Records from a data source:
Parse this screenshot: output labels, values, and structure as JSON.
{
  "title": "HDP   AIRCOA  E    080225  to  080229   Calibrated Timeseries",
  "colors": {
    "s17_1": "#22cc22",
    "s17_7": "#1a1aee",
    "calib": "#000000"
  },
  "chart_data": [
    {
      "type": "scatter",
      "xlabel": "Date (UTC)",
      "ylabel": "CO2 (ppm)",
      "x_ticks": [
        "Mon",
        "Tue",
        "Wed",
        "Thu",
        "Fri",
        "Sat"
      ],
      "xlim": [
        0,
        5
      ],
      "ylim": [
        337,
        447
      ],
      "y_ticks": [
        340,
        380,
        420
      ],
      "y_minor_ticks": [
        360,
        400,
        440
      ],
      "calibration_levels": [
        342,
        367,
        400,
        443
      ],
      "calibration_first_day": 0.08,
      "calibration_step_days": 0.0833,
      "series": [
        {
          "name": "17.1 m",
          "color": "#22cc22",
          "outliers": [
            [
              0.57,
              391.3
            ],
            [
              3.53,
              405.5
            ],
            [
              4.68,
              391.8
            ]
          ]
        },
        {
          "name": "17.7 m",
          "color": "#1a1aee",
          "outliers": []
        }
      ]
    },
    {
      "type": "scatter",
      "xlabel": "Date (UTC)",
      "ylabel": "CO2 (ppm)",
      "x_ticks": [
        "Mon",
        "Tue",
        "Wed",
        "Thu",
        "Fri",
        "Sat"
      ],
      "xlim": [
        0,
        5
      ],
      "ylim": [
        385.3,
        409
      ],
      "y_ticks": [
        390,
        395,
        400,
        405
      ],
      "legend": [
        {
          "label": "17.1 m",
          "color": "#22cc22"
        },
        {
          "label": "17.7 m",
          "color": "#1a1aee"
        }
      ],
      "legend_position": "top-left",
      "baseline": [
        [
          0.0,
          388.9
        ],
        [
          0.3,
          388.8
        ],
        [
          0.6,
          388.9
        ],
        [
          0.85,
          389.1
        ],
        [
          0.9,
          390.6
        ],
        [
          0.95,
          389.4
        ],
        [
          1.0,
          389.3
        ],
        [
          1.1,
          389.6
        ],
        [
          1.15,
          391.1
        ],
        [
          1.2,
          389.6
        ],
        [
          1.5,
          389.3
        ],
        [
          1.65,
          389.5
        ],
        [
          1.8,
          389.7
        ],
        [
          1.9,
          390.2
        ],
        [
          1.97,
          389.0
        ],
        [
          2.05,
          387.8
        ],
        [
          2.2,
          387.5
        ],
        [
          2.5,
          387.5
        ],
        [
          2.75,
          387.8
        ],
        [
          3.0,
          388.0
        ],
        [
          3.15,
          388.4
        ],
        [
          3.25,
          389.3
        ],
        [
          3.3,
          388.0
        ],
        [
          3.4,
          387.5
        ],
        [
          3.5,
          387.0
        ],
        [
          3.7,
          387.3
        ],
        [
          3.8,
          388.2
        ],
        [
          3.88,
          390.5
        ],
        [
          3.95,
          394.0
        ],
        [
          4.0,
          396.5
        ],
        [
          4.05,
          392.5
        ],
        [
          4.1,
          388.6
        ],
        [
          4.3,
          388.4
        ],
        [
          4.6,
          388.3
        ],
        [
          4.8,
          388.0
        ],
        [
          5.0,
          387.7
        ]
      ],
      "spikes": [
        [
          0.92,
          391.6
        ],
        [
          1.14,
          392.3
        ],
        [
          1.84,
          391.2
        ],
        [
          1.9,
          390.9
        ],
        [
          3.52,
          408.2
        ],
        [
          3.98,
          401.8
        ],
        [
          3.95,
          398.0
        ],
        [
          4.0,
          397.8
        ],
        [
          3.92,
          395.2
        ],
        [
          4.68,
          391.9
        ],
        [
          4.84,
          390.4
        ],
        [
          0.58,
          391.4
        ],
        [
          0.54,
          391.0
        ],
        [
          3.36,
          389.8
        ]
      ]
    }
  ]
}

What you should do – Retype the material above, line by line, exactly.

Written answer –
Parse this screenshot: output labels, values, and structure as JSON.
{
  "title": "HDP   AIRCOA  E    080225  to  080229   Calibrated Timeseries",
  "colors": {
    "s17_1": "#22cc22",
    "s17_7": "#1a1aee",
    "calib": "#000000"
  },
  "chart_data": [
    {
      "type": "scatter",
      "xlabel": "Date (UTC)",
      "ylabel": "CO2 (ppm)",
      "x_ticks": [
        "Mon",
        "Tue",
        "Wed",
        "Thu",
        "Fri",
        "Sat"
      ],
      "xlim": [
        0,
        5
      ],
      "ylim": [
        337,
        447
      ],
      "y_ticks": [
        340,
        380,
        420
      ],
      "y_minor_ticks": [
        360,
        400,
        440
      ],
      "calibration_levels": [
        342,
        367,
        400,
        443
      ],
      "calibration_first_day": 0.08,
      "calibration_step_days": 0.0833,
      "series": [
        {
          "name": "17.1 m",
          "color": "#22cc22",
          "outliers": [
            [
              0.57,
              391.3
            ],
            [
              3.53,
              405.5
            ],
            [
              4.68,
              391.8
            ]
          ]
        },
        {
          "name": "17.7 m",
          "color": "#1a1aee",
          "outliers": []
        }
      ]
    },
    {
      "type": "scatter",
      "xlabel": "Date (UTC)",
      "ylabel": "CO2 (ppm)",
      "x_ticks": [
        "Mon",
        "Tue",
        "Wed",
        "Thu",
        "Fri",
        "Sat"
      ],
      "xlim": [
        0,
        5
      ],
      "ylim": [
        385.3,
        409
      ],
      "y_ticks": [
        390,
        395,
        400,
        405
      ],
      "legend": [
        {
          "label": "17.1 m",
          "color": "#22cc22"
        },
        {
          "label": "17.7 m",
          "color": "#1a1aee"
        }
      ],
      "legend_position": "top-left",
      "baseline": [
        [
          0.0,
          388.9
        ],
        [
          0.3,
          388.8
        ],
        [
          0.6,
          388.9
        ],
        [
          0.85,
          389.1
        ],
        [
          0.9,
          390.6
        ],
        [
          0.95,
          389.4
        ],
        [
          1.0,
          389.3
        ],
        [
          1.1,
          389.6
        ],
        [
          1.15,
          391.1
        ],
        [
          1.2,
          389.6
        ],
        [
          1.5,
          389.3
        ],
        [
          1.65,
          389.5
        ],
        [
          1.8,
          389.7
        ],
        [
          1.9,
          390.2
        ],
        [
          1.97,
          389.0
        ],
        [
          2.05,
          387.8
        ],
        [
          2.2,
          387.5
        ],
        [
          2.5,
          387.5
        ],
        [
          2.75,
          387.8
        ],
        [
          3.0,
          388.0
        ],
        [
          3.15,
          388.4
        ],
        [
          3.25,
          389.3
        ],
        [
          3.3,
          388.0
        ],
        [
          3.4,
          387.5
        ],
        [
          3.5,
          387.0
        ],
        [
          3.7,
          387.3
        ],
        [
          3.8,
          388.2
        ],
        [
          3.88,
          390.5
        ],
        [
          3.95,
          394.0
        ],
        [
          4.0,
          396.5
        ],
        [
          4.05,
          392.5
        ],
        [
          4.1,
          388.6
        ],
        [
          4.3,
          388.4
        ],
        [
          4.6,
          388.3
        ],
        [
          4.8,
          388.0
        ],
        [
          5.0,
          387.7
        ]
      ],
      "spikes": [
        [
          0.92,
          391.6
        ],
        [
          1.14,
          392.3
        ],
        [
          1.84,
          391.2
        ],
        [
          1.9,
          390.9
        ],
        [
          3.52,
          408.2
        ],
        [
          3.98,
          401.8
        ],
        [
          3.95,
          398.0
        ],
        [
          4.0,
          397.8
        ],
        [
          3.92,
          395.2
        ],
        [
          4.68,
          391.9
        ],
        [
          4.84,
          390.4
        ],
        [
          0.58,
          391.4
        ],
        [
          0.54,
          391.0
        ],
        [
          3.36,
          389.8
        ]
      ]
    }
  ]
}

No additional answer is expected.